#### Input records

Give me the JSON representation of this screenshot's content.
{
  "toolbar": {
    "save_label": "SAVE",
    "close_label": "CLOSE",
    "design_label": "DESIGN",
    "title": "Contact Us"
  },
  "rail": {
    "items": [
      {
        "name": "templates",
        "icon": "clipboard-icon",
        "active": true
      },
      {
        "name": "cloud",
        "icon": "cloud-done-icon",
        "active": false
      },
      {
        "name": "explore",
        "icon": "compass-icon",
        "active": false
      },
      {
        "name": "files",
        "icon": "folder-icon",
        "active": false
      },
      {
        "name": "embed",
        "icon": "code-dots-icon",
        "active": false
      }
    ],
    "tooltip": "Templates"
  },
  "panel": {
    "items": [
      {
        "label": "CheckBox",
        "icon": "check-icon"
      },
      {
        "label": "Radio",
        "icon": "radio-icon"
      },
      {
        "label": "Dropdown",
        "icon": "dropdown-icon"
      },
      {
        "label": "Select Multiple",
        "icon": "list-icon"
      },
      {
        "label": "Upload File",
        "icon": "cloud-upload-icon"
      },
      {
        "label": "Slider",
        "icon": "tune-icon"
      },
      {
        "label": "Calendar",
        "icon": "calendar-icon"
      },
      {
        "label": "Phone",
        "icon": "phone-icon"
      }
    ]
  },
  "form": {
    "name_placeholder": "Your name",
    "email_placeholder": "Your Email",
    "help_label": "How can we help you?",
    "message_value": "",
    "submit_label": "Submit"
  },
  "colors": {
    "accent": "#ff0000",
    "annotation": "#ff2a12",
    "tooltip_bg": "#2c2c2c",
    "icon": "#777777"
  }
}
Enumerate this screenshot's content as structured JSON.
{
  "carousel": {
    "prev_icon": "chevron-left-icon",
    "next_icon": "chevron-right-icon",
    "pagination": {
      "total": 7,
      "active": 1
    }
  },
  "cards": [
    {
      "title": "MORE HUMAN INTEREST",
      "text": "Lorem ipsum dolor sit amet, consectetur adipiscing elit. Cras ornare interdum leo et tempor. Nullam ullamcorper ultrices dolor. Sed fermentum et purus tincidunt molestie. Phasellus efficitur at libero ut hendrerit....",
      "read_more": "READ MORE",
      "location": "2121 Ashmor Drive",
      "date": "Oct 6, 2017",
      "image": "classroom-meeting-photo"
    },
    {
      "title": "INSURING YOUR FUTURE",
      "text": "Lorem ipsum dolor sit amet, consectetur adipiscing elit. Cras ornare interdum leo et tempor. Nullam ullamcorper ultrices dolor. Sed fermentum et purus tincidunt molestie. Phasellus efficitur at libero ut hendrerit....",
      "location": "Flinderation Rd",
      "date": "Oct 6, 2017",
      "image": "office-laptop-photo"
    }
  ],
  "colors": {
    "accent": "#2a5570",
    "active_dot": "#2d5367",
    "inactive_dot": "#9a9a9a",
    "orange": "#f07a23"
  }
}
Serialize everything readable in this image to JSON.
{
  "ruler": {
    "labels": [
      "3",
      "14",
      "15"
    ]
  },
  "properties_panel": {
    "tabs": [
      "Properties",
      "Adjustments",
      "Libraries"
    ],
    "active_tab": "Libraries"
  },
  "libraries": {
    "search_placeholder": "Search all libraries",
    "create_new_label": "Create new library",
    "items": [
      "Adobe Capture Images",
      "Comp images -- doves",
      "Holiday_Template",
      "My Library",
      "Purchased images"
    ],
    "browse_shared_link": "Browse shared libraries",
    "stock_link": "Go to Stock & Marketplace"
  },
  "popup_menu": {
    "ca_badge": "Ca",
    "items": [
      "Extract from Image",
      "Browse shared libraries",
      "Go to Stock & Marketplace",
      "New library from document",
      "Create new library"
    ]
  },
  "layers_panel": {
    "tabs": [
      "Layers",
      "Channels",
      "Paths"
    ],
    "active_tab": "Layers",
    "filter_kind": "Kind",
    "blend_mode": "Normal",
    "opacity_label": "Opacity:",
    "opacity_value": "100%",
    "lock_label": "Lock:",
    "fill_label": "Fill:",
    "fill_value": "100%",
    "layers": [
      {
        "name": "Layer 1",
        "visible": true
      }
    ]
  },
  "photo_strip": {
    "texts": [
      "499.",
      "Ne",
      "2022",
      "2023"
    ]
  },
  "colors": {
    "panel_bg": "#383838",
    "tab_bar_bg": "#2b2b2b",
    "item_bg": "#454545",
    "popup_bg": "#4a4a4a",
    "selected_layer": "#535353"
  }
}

########

Which lines hold the word "shared"? Copy every one of them.

    "browse_shared_link": "Browse shared libraries",
      "Browse shared libraries",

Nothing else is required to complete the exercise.